(Dataset records)
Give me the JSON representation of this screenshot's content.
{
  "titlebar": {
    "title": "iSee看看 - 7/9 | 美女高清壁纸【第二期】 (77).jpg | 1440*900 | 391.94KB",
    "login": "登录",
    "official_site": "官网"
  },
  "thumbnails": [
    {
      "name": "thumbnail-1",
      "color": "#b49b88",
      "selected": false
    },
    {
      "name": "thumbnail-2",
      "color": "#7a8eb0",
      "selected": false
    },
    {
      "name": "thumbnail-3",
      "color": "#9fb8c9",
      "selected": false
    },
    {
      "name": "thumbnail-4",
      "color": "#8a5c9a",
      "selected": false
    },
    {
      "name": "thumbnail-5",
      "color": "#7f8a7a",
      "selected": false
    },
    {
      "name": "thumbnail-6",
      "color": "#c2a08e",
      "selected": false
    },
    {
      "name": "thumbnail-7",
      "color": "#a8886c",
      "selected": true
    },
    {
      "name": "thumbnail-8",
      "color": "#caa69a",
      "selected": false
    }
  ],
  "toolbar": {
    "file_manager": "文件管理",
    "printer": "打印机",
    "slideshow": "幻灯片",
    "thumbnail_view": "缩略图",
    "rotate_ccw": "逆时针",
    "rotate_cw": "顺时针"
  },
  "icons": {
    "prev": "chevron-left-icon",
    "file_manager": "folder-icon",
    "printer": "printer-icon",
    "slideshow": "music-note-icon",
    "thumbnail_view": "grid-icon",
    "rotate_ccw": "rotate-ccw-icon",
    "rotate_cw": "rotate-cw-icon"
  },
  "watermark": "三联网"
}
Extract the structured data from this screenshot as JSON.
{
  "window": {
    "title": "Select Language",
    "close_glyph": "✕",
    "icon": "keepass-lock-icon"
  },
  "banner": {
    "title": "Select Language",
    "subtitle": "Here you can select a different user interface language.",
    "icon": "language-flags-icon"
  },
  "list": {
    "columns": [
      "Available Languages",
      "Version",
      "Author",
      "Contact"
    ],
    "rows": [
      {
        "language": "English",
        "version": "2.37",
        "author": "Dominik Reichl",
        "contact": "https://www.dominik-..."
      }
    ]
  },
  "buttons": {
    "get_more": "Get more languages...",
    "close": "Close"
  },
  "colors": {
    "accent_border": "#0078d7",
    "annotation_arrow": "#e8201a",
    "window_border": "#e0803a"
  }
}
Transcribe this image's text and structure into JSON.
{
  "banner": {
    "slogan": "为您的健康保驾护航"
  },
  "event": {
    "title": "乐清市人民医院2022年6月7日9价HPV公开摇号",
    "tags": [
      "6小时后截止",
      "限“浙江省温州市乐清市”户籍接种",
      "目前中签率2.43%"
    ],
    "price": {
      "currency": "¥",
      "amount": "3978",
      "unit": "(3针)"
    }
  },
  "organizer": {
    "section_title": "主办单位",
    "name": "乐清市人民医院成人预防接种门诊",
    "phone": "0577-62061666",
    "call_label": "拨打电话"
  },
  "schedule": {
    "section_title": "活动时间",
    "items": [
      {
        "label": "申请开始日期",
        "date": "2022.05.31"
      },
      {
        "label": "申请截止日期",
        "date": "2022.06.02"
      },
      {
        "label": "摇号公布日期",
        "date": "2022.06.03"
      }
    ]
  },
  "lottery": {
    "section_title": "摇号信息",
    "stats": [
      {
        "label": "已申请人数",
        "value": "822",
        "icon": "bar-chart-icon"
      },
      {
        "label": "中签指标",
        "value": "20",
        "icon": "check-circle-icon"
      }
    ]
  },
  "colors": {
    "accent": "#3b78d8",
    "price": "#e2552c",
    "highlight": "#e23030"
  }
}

● **TASK TO CARRY OUT**:
Go through the records. Copy each line where "JSON" appears.

● **WRITTEN ANSWER**:
Give me the JSON representation of this screenshot's content.
Extract the structured data from this screenshot as JSON.
Transcribe this image's text and structure into JSON.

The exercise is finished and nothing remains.